━━ Listed records
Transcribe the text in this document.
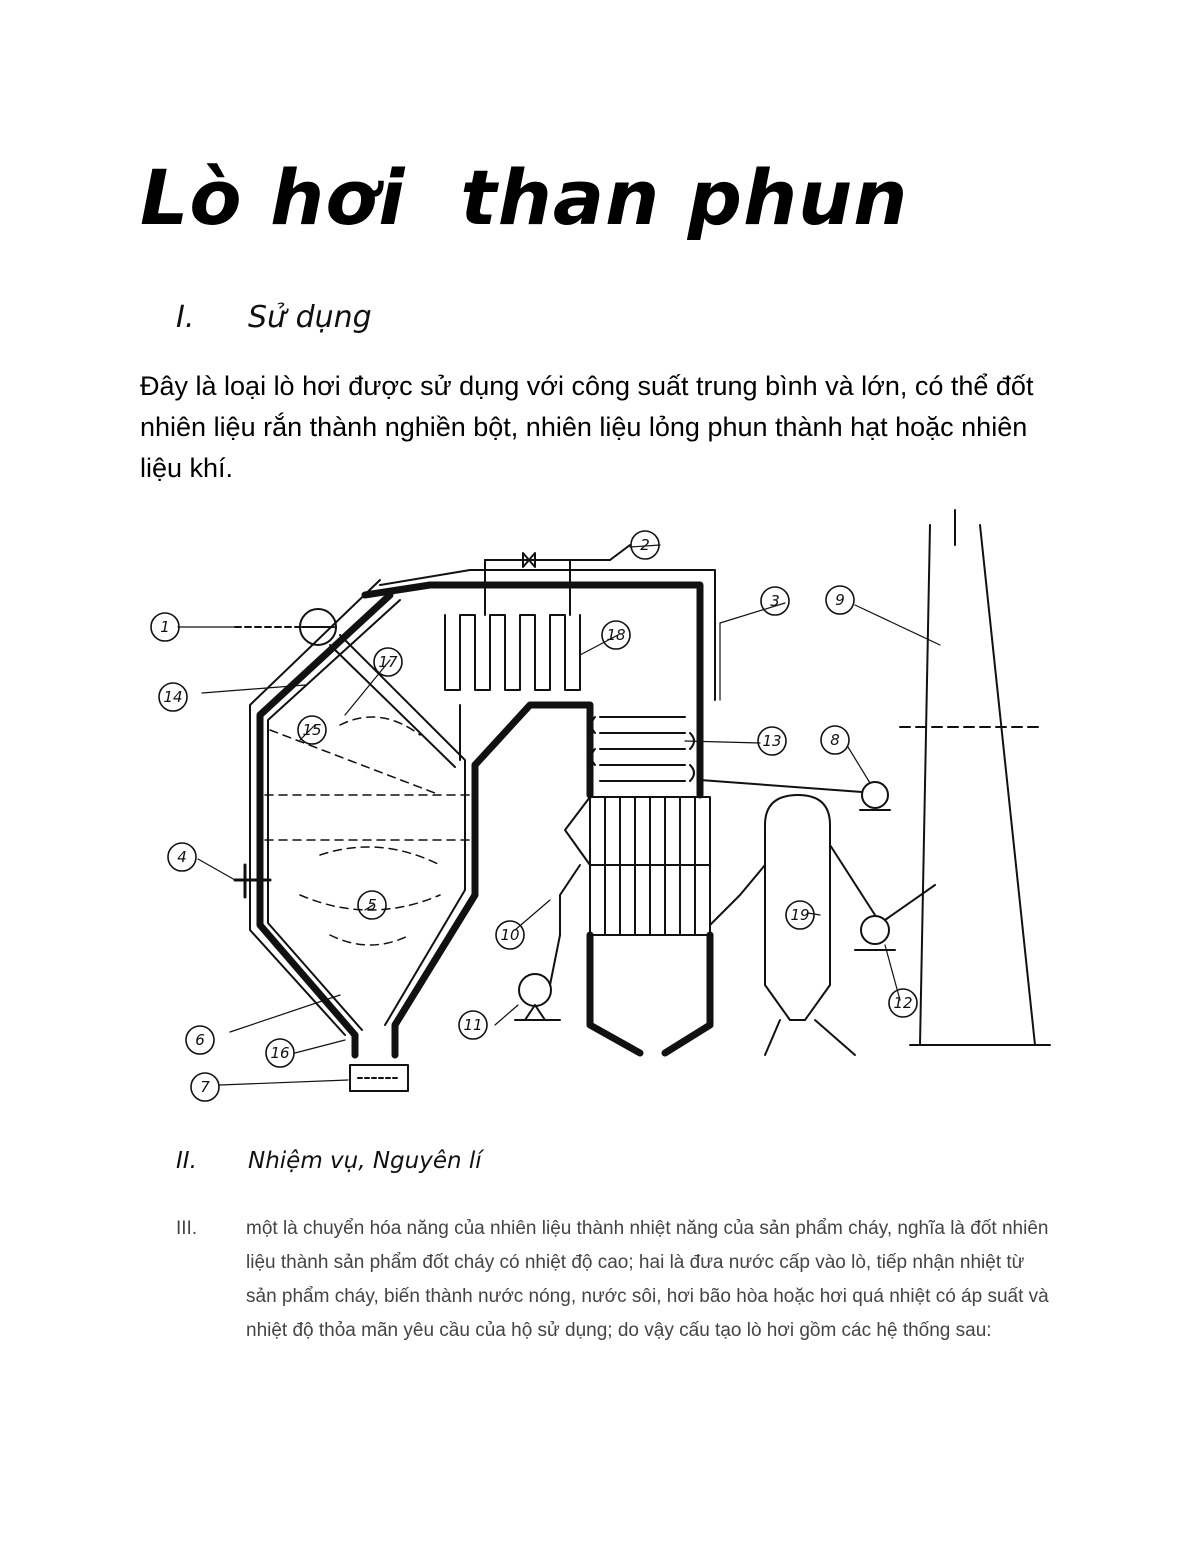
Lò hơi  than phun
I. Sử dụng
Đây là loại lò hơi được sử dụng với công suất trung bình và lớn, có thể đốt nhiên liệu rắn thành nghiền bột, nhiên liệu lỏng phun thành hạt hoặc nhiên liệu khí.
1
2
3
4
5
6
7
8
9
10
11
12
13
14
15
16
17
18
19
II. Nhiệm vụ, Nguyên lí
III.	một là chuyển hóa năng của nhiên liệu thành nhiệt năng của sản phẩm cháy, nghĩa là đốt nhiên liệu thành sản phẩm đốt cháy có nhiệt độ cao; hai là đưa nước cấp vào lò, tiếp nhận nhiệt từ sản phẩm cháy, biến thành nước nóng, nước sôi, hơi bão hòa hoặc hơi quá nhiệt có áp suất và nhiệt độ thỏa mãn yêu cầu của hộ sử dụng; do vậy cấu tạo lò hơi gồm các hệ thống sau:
━━━━
━━ Listed records
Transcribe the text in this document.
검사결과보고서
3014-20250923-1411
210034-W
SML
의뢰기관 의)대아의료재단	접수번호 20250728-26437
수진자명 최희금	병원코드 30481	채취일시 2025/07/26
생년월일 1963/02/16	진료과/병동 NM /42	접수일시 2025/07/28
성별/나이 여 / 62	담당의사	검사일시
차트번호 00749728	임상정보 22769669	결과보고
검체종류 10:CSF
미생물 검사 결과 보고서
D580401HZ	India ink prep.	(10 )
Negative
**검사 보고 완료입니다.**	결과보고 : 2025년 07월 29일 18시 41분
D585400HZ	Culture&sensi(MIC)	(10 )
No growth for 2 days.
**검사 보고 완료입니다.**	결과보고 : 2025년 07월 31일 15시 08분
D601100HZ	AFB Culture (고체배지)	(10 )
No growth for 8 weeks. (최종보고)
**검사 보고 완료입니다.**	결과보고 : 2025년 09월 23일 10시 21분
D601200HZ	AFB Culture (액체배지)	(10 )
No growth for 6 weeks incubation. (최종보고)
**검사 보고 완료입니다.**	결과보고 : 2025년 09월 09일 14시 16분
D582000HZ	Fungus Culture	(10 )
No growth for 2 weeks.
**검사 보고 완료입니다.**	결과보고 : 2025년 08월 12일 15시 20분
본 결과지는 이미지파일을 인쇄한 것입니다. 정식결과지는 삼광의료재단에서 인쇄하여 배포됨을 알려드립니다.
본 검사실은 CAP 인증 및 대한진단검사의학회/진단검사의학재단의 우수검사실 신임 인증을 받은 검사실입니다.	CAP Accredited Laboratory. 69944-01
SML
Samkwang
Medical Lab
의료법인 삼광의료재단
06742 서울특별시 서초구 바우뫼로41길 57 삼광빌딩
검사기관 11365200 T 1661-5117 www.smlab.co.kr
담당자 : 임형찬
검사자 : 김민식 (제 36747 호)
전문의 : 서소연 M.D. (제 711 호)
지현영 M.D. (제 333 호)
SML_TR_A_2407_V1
━━━━
━━ Listed records
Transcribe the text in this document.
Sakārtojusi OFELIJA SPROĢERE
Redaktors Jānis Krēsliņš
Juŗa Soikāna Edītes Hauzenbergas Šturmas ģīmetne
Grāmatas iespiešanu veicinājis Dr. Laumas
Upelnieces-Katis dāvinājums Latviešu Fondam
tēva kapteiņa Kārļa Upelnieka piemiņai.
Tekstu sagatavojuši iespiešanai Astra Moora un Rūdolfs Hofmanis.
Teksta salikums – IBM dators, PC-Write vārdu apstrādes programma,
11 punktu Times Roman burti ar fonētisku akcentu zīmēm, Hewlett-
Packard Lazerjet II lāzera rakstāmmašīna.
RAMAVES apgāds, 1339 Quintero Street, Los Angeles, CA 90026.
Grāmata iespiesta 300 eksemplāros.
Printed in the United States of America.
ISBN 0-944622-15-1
━━━━
→ **Work instructions**: Extract every line that has the string "growth" in it.

→ **Answer to the exercise**:
No growth for 2 days.
No growth for 8 weeks. (최종보고)
No growth for 6 weeks incubation. (최종보고)
No growth for 2 weeks.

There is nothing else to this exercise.